Repeat every record exactly, but keep images out of the copy.
● ● ● ● ●
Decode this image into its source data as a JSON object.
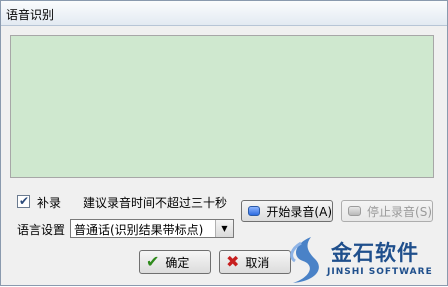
{
  "window": {
    "title": "语音识别"
  },
  "main": {
    "text_value": "",
    "supplement_label": "补录",
    "supplement_checked": true,
    "hint": "建议录音时间不超过三十秒",
    "start_button_label": "开始录音(A)",
    "stop_button_label": "停止录音(S)",
    "language_label": "语言设置",
    "language_selected": "普通话(识别结果带标点)"
  },
  "footer": {
    "ok_label": "确定",
    "cancel_label": "取消"
  },
  "watermark": {
    "brand_cn": "金石软件",
    "brand_en": "JINSHI SOFTWARE"
  },
  "colors": {
    "text_area_bg": "#cfe8cf",
    "brand_blue": "#1f4f8c"
  }
}
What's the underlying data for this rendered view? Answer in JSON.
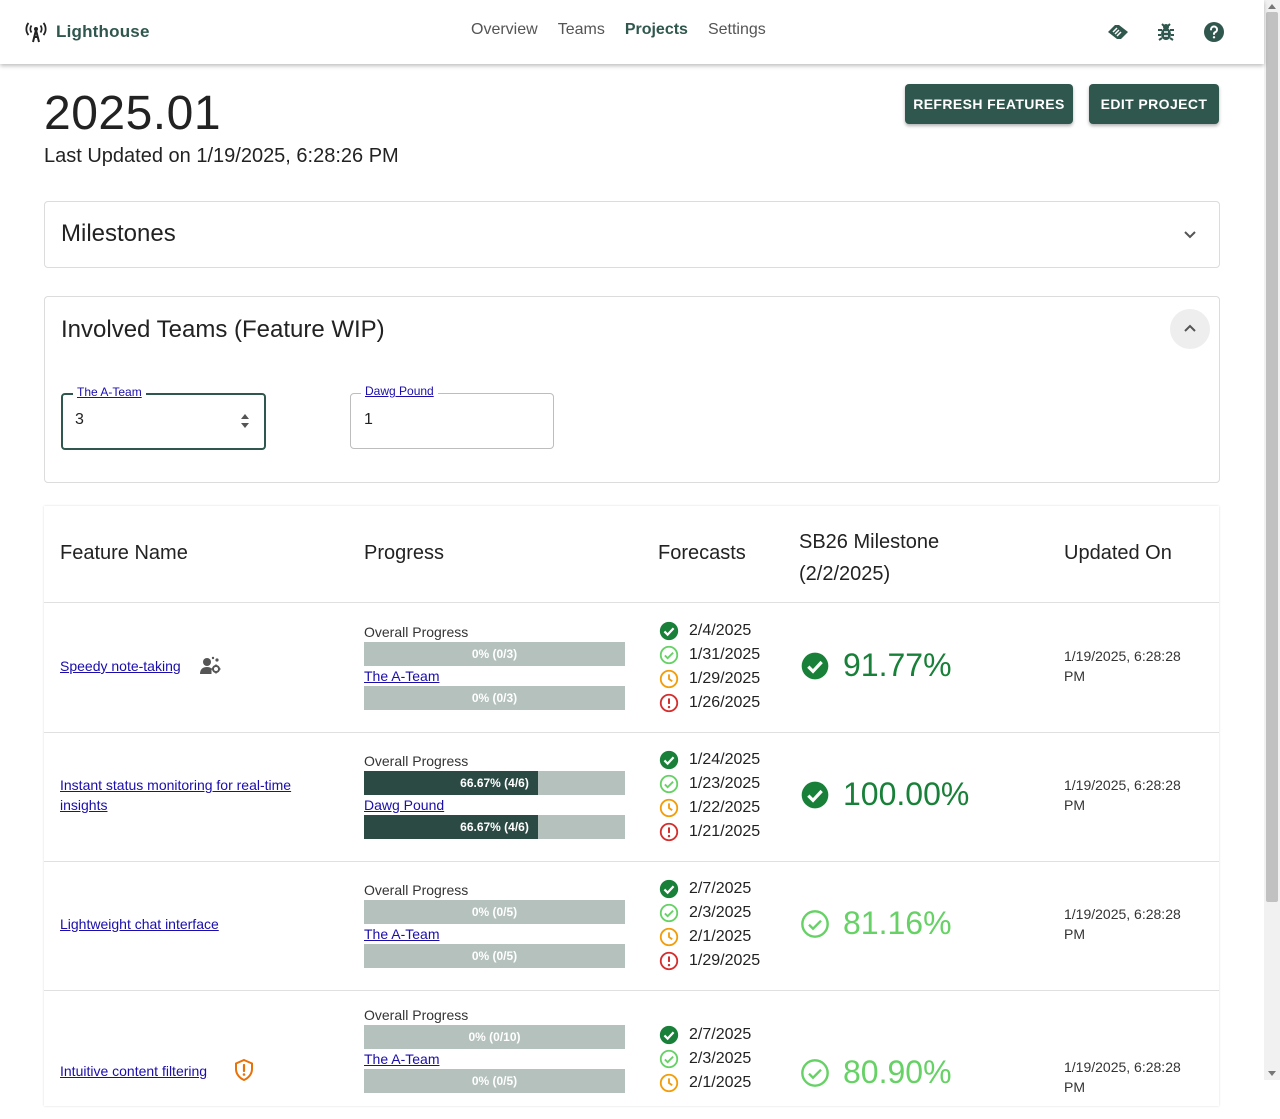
{
  "app": {
    "brand": "Lighthouse",
    "nav": [
      "Overview",
      "Teams",
      "Projects",
      "Settings"
    ],
    "active_nav": "Projects",
    "toolbar_icons": [
      "handshake-icon",
      "bug-icon",
      "help-icon"
    ]
  },
  "header": {
    "title": "2025.01",
    "last_updated": "Last Updated on 1/19/2025, 6:28:26 PM",
    "refresh_label": "REFRESH FEATURES",
    "edit_label": "EDIT PROJECT"
  },
  "milestones_panel": {
    "title": "Milestones",
    "expanded": false
  },
  "teams_panel": {
    "title": "Involved Teams (Feature WIP)",
    "expanded": true,
    "teams": [
      {
        "name": "The A-Team",
        "value": "3"
      },
      {
        "name": "Dawg Pound",
        "value": "1"
      }
    ]
  },
  "table": {
    "headers": {
      "name": "Feature Name",
      "progress": "Progress",
      "forecasts": "Forecasts",
      "milestone_line1": "SB26 Milestone",
      "milestone_line2": "(2/2/2025)",
      "updated": "Updated On"
    },
    "overall_label": "Overall Progress",
    "rows": [
      {
        "name": "Speedy note-taking",
        "icon": "team-settings-icon",
        "overall": {
          "text": "0% (0/3)",
          "fraction": 0.0
        },
        "team": "The A-Team",
        "team_progress": {
          "text": "0% (0/3)",
          "fraction": 0.0
        },
        "forecasts": [
          "2/4/2025",
          "1/31/2025",
          "1/29/2025",
          "1/26/2025"
        ],
        "milestone_pct": "91.77%",
        "updated_line1": "1/19/2025, 6:28:28",
        "updated_line2": "PM"
      },
      {
        "name_line1": "Instant status monitoring for real-time",
        "name_line2": "insights",
        "overall": {
          "text": "66.67% (4/6)",
          "fraction": 0.6667
        },
        "team": "Dawg Pound",
        "team_progress": {
          "text": "66.67% (4/6)",
          "fraction": 0.6667
        },
        "forecasts": [
          "1/24/2025",
          "1/23/2025",
          "1/22/2025",
          "1/21/2025"
        ],
        "milestone_pct": "100.00%",
        "updated_line1": "1/19/2025, 6:28:28",
        "updated_line2": "PM"
      },
      {
        "name": "Lightweight chat interface",
        "overall": {
          "text": "0% (0/5)",
          "fraction": 0.0
        },
        "team": "The A-Team",
        "team_progress": {
          "text": "0% (0/5)",
          "fraction": 0.0
        },
        "forecasts": [
          "2/7/2025",
          "2/3/2025",
          "2/1/2025",
          "1/29/2025"
        ],
        "milestone_pct": "81.16%",
        "updated_line1": "1/19/2025, 6:28:28",
        "updated_line2": "PM"
      },
      {
        "name": "Intuitive content filtering",
        "icon": "shield-warning-icon",
        "overall": {
          "text": "0% (0/10)",
          "fraction": 0.0
        },
        "team": "The A-Team",
        "team_progress": {
          "text": "0% (0/5)",
          "fraction": 0.0
        },
        "forecasts": [
          "2/7/2025",
          "2/3/2025",
          "2/1/2025"
        ],
        "milestone_pct": "80.90%",
        "updated_line1": "1/19/2025, 6:28:28",
        "updated_line2": "PM"
      }
    ],
    "forecast_icons": [
      "check-circle-filled-icon",
      "check-circle-outline-icon",
      "clock-icon",
      "alert-circle-icon"
    ]
  },
  "colors": {
    "primary": "#30574e",
    "bar_track": "#b4c1bd",
    "bar_fill": "#2c4a44",
    "dark_green": "#188038",
    "light_green": "#66d165",
    "orange": "#f29d0a",
    "red": "#d32f2f",
    "link": "#1a0dab"
  }
}
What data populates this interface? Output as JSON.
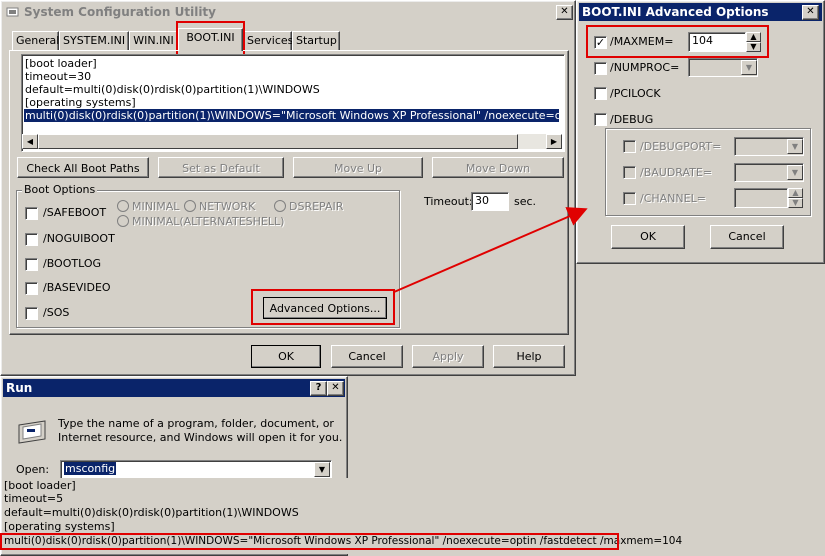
{
  "msconfig": {
    "title": "System Configuration Utility",
    "tabs": [
      "General",
      "SYSTEM.INI",
      "WIN.INI",
      "BOOT.INI",
      "Services",
      "Startup"
    ],
    "boot_lines": [
      "[boot loader]",
      "timeout=30",
      "default=multi(0)disk(0)rdisk(0)partition(1)\\WINDOWS",
      "[operating systems]",
      "multi(0)disk(0)rdisk(0)partition(1)\\WINDOWS=\"Microsoft Windows XP Professional\" /noexecute=optin /fastdetect"
    ],
    "buttons": {
      "check_all": "Check All Boot Paths",
      "set_default": "Set as Default",
      "move_up": "Move Up",
      "move_down": "Move Down",
      "advanced": "Advanced Options...",
      "ok": "OK",
      "cancel": "Cancel",
      "apply": "Apply",
      "help": "Help"
    },
    "boot_options_label": "Boot Options",
    "boot_options": [
      "/SAFEBOOT",
      "/NOGUIBOOT",
      "/BOOTLOG",
      "/BASEVIDEO",
      "/SOS"
    ],
    "radio_options": [
      "MINIMAL",
      "NETWORK",
      "DSREPAIR",
      "MINIMAL(ALTERNATESHELL)"
    ],
    "timeout_label": "Timeout:",
    "timeout_value": "30",
    "timeout_unit": "sec."
  },
  "advanced": {
    "title": "BOOT.INI Advanced Options",
    "options": [
      "/MAXMEM=",
      "/NUMPROC=",
      "/PCILOCK",
      "/DEBUG"
    ],
    "maxmem_value": "104",
    "debug_options": [
      "/DEBUGPORT=",
      "/BAUDRATE=",
      "/CHANNEL="
    ],
    "ok": "OK",
    "cancel": "Cancel"
  },
  "run": {
    "title": "Run",
    "description_1": "Type the name of a program, folder, document, or",
    "description_2": "Internet resource, and Windows will open it for you.",
    "open_label": "Open:",
    "open_value": "msconfig",
    "boot_lines": [
      "[boot loader]",
      "timeout=5",
      "default=multi(0)disk(0)rdisk(0)partition(1)\\WINDOWS",
      "[operating systems]",
      "multi(0)disk(0)rdisk(0)partition(1)\\WINDOWS=\"Microsoft Windows XP Professional\" /noexecute=optin /fastdetect /maxmem=104"
    ]
  },
  "colors": {
    "annotation": "#e00000",
    "selection": "#0a246a",
    "face": "#d4d0c8"
  }
}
● ● ● ● ●
▶ _Solution to the exercise_:
Decode this image into its source data as a JSON object.
{
  "window": {
    "title": "语音识别"
  },
  "main": {
    "text_value": "",
    "supplement_label": "补录",
    "supplement_checked": true,
    "hint": "建议录音时间不超过三十秒",
    "start_button_label": "开始录音(A)",
    "stop_button_label": "停止录音(S)",
    "language_label": "语言设置",
    "language_selected": "普通话(识别结果带标点)"
  },
  "footer": {
    "ok_label": "确定",
    "cancel_label": "取消"
  },
  "watermark": {
    "brand_cn": "金石软件",
    "brand_en": "JINSHI SOFTWARE"
  },
  "colors": {
    "text_area_bg": "#cfe8cf",
    "brand_blue": "#1f4f8c"
  }
}
What's the underlying data for this rendered view? Answer in JSON.
{
  "app": {
    "brand": "Lighthouse",
    "nav": [
      "Overview",
      "Teams",
      "Projects",
      "Settings"
    ],
    "active_nav": "Projects",
    "toolbar_icons": [
      "handshake-icon",
      "bug-icon",
      "help-icon"
    ]
  },
  "header": {
    "title": "2025.01",
    "last_updated": "Last Updated on 1/19/2025, 6:28:26 PM",
    "refresh_label": "REFRESH FEATURES",
    "edit_label": "EDIT PROJECT"
  },
  "milestones_panel": {
    "title": "Milestones",
    "expanded": false
  },
  "teams_panel": {
    "title": "Involved Teams (Feature WIP)",
    "expanded": true,
    "teams": [
      {
        "name": "The A-Team",
        "value": "3"
      },
      {
        "name": "Dawg Pound",
        "value": "1"
      }
    ]
  },
  "table": {
    "headers": {
      "name": "Feature Name",
      "progress": "Progress",
      "forecasts": "Forecasts",
      "milestone_line1": "SB26 Milestone",
      "milestone_line2": "(2/2/2025)",
      "updated": "Updated On"
    },
    "overall_label": "Overall Progress",
    "rows": [
      {
        "name": "Speedy note-taking",
        "icon": "team-settings-icon",
        "overall": {
          "text": "0% (0/3)",
          "fraction": 0.0
        },
        "team": "The A-Team",
        "team_progress": {
          "text": "0% (0/3)",
          "fraction": 0.0
        },
        "forecasts": [
          "2/4/2025",
          "1/31/2025",
          "1/29/2025",
          "1/26/2025"
        ],
        "milestone_pct": "91.77%",
        "updated_line1": "1/19/2025, 6:28:28",
        "updated_line2": "PM"
      },
      {
        "name_line1": "Instant status monitoring for real-time",
        "name_line2": "insights",
        "overall": {
          "text": "66.67% (4/6)",
          "fraction": 0.6667
        },
        "team": "Dawg Pound",
        "team_progress": {
          "text": "66.67% (4/6)",
          "fraction": 0.6667
        },
        "forecasts": [
          "1/24/2025",
          "1/23/2025",
          "1/22/2025",
          "1/21/2025"
        ],
        "milestone_pct": "100.00%",
        "updated_line1": "1/19/2025, 6:28:28",
        "updated_line2": "PM"
      },
      {
        "name": "Lightweight chat interface",
        "overall": {
          "text": "0% (0/5)",
          "fraction": 0.0
        },
        "team": "The A-Team",
        "team_progress": {
          "text": "0% (0/5)",
          "fraction": 0.0
        },
        "forecasts": [
          "2/7/2025",
          "2/3/2025",
          "2/1/2025",
          "1/29/2025"
        ],
        "milestone_pct": "81.16%",
        "updated_line1": "1/19/2025, 6:28:28",
        "updated_line2": "PM"
      },
      {
        "name": "Intuitive content filtering",
        "icon": "shield-warning-icon",
        "overall": {
          "text": "0% (0/10)",
          "fraction": 0.0
        },
        "team": "The A-Team",
        "team_progress": {
          "text": "0% (0/5)",
          "fraction": 0.0
        },
        "forecasts": [
          "2/7/2025",
          "2/3/2025",
          "2/1/2025"
        ],
        "milestone_pct": "80.90%",
        "updated_line1": "1/19/2025, 6:28:28",
        "updated_line2": "PM"
      }
    ],
    "forecast_icons": [
      "check-circle-filled-icon",
      "check-circle-outline-icon",
      "clock-icon",
      "alert-circle-icon"
    ]
  },
  "colors": {
    "primary": "#30574e",
    "bar_track": "#b4c1bd",
    "bar_fill": "#2c4a44",
    "dark_green": "#188038",
    "light_green": "#66d165",
    "orange": "#f29d0a",
    "red": "#d32f2f",
    "link": "#1a0dab"
  }
}
What data populates this interface? Output as JSON.
{
  "msconfig": {
    "title": "System Configuration Utility",
    "tabs": [
      "General",
      "SYSTEM.INI",
      "WIN.INI",
      "BOOT.INI",
      "Services",
      "Startup"
    ],
    "boot_lines": [
      "[boot loader]",
      "timeout=30",
      "default=multi(0)disk(0)rdisk(0)partition(1)\\WINDOWS",
      "[operating systems]",
      "multi(0)disk(0)rdisk(0)partition(1)\\WINDOWS=\"Microsoft Windows XP Professional\" /noexecute=optin /fastdetect"
    ],
    "buttons": {
      "check_all": "Check All Boot Paths",
      "set_default": "Set as Default",
      "move_up": "Move Up",
      "move_down": "Move Down",
      "advanced": "Advanced Options...",
      "ok": "OK",
      "cancel": "Cancel",
      "apply": "Apply",
      "help": "Help"
    },
    "boot_options_label": "Boot Options",
    "boot_options": [
      "/SAFEBOOT",
      "/NOGUIBOOT",
      "/BOOTLOG",
      "/BASEVIDEO",
      "/SOS"
    ],
    "radio_options": [
      "MINIMAL",
      "NETWORK",
      "DSREPAIR",
      "MINIMAL(ALTERNATESHELL)"
    ],
    "timeout_label": "Timeout:",
    "timeout_value": "30",
    "timeout_unit": "sec."
  },
  "advanced": {
    "title": "BOOT.INI Advanced Options",
    "options": [
      "/MAXMEM=",
      "/NUMPROC=",
      "/PCILOCK",
      "/DEBUG"
    ],
    "maxmem_value": "104",
    "debug_options": [
      "/DEBUGPORT=",
      "/BAUDRATE=",
      "/CHANNEL="
    ],
    "ok": "OK",
    "cancel": "Cancel"
  },
  "run": {
    "title": "Run",
    "description_1": "Type the name of a program, folder, document, or",
    "description_2": "Internet resource, and Windows will open it for you.",
    "open_label": "Open:",
    "open_value": "msconfig",
    "boot_lines": [
      "[boot loader]",
      "timeout=5",
      "default=multi(0)disk(0)rdisk(0)partition(1)\\WINDOWS",
      "[operating systems]",
      "multi(0)disk(0)rdisk(0)partition(1)\\WINDOWS=\"Microsoft Windows XP Professional\" /noexecute=optin /fastdetect /maxmem=104"
    ]
  },
  "colors": {
    "annotation": "#e00000",
    "selection": "#0a246a",
    "face": "#d4d0c8"
  }
}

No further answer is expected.